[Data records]
*****
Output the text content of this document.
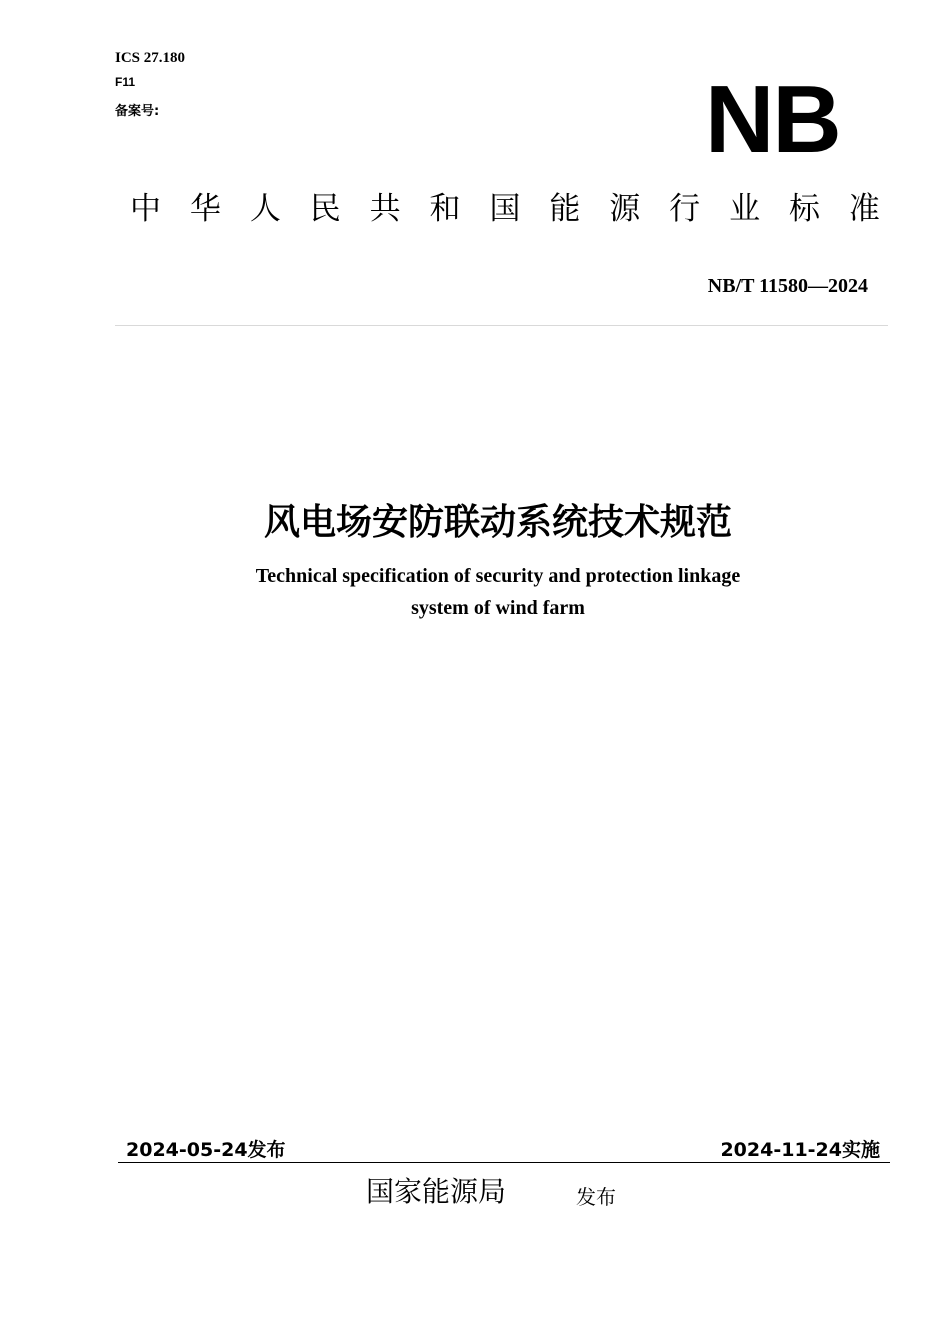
ICS 27.180
F11
备案号:	NB
中 华 人 民 共 和 国 能 源 行 业 标 准
NB/T 11580—2024
风电场安防联动系统技术规范
Technical specification of security and protection linkage
system of wind farm
2024-05-24发布	2024-11-24实施
国家能源局	发布
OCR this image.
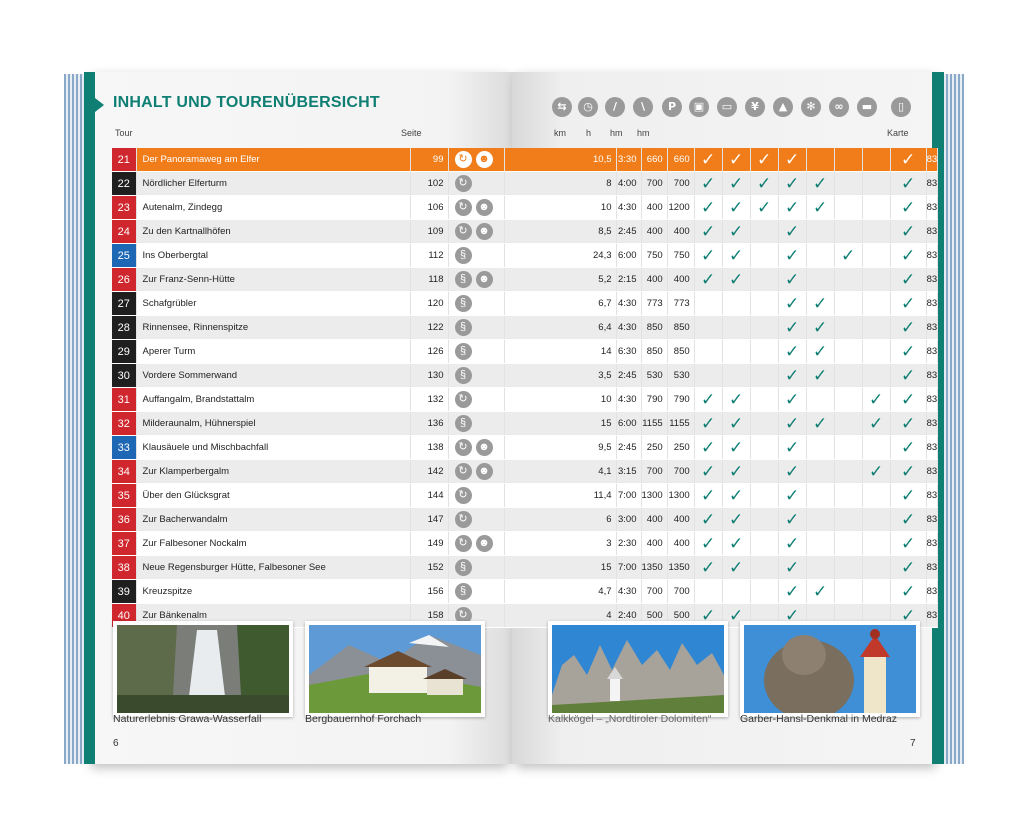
INHALT UND TOURENÜBERSICHT
Tour	Seite	km h hm hm	Karte
21	Der Panoramaweg am Elfer	99	↻ ☻		10,5	3:30	660	660	✓	✓	✓	✓				✓	83
22	Nördlicher Elferturm	102	↻		8	4:00	700	700	✓	✓	✓	✓	✓			✓	83
23	Autenalm, Zindegg	106	↻ ☻		10	4:30	400	1200	✓	✓	✓	✓	✓			✓	83
24	Zu den Kartnallhöfen	109	↻ ☻		8,5	2:45	400	400	✓	✓		✓				✓	83
25	Ins Oberbergtal	112	§		24,3	6:00	750	750	✓	✓		✓		✓		✓	83
26	Zur Franz-Senn-Hütte	118	§ ☻		5,2	2:15	400	400	✓	✓		✓				✓	83
27	Schafgrübler	120	§		6,7	4:30	773	773				✓	✓			✓	83
28	Rinnensee, Rinnenspitze	122	§		6,4	4:30	850	850				✓	✓			✓	83
29	Aperer Turm	126	§		14	6:30	850	850				✓	✓			✓	83
30	Vordere Sommerwand	130	§		3,5	2:45	530	530				✓	✓			✓	83
31	Auffangalm, Brandstattalm	132	↻		10	4:30	790	790	✓	✓		✓			✓	✓	83
32	Milderaunalm, Hühnerspiel	136	§		15	6:00	1155	1155	✓	✓		✓	✓		✓	✓	83
33	Klausäuele und Mischbachfall	138	↻ ☻		9,5	2:45	250	250	✓	✓		✓				✓	83
34	Zur Klamperbergalm	142	↻ ☻		4,1	3:15	700	700	✓	✓		✓			✓	✓	83
35	Über den Glücksgrat	144	↻		11,4	7:00	1300	1300	✓	✓		✓				✓	83
36	Zur Bacherwandalm	147	↻		6	3:00	400	400	✓	✓		✓				✓	83
37	Zur Falbesoner Nockalm	149	↻ ☻		3	2:30	400	400	✓	✓		✓				✓	83
38	Neue Regensburger Hütte, Falbesoner See	152	§		15	7:00	1350	1350	✓	✓		✓				✓	83
39	Kreuzspitze	156	§		4,7	4:30	700	700				✓	✓			✓	83
40	Zur Bänkenalm	158	↻		4	2:40	500	500	✓	✓		✓				✓	83
Naturerlebnis Grawa-Wasserfall	Bergbauernhof Forchach	Kalkkögel – „Nordtiroler Dolomiten“	Garber-Hansl-Denkmal in Medraz
6	7
⇆	◷	/	\	P	▣	▭	¥	▲	✻	∞	▬	▯
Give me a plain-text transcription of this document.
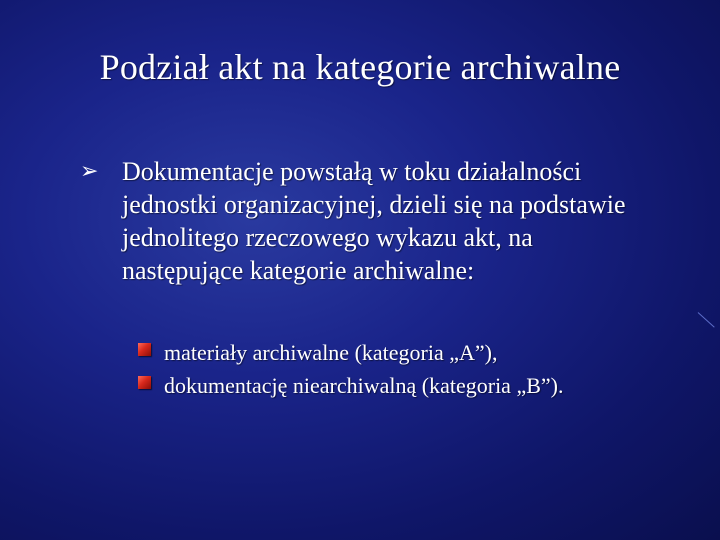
Podział akt na kategorie archiwalne
➢ Dokumentacje powstałą w toku działalności
jednostki organizacyjnej, dzieli się na podstawie
jednolitego rzeczowego wykazu akt, na
następujące kategorie archiwalne:
materiały archiwalne (kategoria „A”),
dokumentację niearchiwalną (kategoria „B”).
*****
Stated exercise »
Pick out and copy the lines of the entries that hold the string "text".

The answer »
Output the text content of this document.
Give me a plain-text transcription of this document.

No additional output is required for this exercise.